SUPPLIED ENTRIES -

--- START ---

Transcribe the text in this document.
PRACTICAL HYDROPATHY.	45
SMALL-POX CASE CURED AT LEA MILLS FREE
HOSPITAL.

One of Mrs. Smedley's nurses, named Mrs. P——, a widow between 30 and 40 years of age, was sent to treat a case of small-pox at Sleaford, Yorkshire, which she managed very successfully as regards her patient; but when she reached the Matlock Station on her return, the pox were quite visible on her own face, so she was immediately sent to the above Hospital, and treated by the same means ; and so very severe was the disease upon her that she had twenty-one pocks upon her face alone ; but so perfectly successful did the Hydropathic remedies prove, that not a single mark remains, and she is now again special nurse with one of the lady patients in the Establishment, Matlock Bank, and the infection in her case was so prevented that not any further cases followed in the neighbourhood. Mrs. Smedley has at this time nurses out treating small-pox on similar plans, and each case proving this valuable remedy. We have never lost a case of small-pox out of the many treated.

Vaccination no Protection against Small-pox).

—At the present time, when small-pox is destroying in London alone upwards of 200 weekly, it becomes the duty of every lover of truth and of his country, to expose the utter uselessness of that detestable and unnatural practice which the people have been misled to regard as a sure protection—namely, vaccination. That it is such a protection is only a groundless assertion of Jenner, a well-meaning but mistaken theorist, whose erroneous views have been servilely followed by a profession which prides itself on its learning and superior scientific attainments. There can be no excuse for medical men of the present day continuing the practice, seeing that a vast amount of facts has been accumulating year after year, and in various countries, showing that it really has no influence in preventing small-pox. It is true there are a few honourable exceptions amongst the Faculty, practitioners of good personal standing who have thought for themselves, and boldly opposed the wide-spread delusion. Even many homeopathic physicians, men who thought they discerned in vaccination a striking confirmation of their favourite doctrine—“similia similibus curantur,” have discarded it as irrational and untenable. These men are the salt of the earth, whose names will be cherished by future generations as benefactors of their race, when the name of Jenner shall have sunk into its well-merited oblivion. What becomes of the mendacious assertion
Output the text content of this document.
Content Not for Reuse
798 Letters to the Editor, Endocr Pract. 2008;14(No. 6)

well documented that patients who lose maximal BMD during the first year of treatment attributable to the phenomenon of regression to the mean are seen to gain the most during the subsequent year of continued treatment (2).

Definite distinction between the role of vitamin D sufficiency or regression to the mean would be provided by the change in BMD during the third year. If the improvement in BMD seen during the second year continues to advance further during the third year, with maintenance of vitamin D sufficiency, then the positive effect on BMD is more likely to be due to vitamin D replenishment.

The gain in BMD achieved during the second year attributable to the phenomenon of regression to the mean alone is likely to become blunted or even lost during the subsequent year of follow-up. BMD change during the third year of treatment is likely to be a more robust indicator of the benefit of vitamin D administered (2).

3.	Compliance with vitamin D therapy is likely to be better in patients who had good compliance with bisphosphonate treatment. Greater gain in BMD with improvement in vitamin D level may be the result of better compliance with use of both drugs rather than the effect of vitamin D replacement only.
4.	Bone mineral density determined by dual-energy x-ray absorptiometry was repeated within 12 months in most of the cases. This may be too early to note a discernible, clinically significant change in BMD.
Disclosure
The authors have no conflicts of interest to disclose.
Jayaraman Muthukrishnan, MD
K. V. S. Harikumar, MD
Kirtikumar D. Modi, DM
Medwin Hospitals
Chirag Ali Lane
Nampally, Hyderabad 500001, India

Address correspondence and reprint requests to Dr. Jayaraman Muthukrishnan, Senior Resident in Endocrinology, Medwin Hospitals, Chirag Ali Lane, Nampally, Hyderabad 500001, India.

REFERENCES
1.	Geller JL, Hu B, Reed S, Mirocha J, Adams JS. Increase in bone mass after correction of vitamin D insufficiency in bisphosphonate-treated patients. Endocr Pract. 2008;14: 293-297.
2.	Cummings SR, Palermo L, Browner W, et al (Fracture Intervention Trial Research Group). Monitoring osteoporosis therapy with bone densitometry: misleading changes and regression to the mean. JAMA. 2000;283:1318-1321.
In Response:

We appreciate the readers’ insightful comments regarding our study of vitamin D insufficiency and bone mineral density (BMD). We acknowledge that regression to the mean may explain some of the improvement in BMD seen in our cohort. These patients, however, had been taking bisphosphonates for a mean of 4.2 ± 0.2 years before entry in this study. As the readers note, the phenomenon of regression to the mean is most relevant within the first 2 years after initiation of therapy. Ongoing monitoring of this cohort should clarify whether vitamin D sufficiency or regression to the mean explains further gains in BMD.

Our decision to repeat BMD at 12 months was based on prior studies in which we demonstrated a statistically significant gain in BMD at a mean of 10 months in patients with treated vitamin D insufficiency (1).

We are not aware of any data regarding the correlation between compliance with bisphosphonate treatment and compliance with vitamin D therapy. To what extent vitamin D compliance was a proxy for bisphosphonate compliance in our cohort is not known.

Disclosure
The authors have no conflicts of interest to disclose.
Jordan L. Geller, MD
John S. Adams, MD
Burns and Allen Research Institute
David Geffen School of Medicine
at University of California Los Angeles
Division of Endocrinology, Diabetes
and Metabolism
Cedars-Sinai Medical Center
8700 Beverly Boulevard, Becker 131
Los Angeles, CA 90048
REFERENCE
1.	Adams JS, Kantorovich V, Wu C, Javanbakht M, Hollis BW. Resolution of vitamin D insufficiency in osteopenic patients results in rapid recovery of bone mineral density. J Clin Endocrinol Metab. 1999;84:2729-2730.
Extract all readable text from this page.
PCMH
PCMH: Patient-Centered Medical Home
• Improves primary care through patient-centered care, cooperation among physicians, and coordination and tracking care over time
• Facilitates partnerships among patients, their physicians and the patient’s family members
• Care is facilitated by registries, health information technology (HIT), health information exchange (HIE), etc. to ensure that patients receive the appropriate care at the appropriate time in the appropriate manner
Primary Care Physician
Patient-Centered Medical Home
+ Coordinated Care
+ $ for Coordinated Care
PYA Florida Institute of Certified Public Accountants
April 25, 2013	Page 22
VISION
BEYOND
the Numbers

--- END ---

EXERCISE PROMPT - Which lines above hold the string "Hospitals"? Copy every one of them.

RESPONSE TO THIS TASK -
Medwin Hospitals
Address correspondence and reprint requests to Dr. Jayaraman Muthukrishnan, Senior Resident in Endocrinology, Medwin Hospitals, Chirag Ali Lane, Nampally, Hyderabad 500001, India.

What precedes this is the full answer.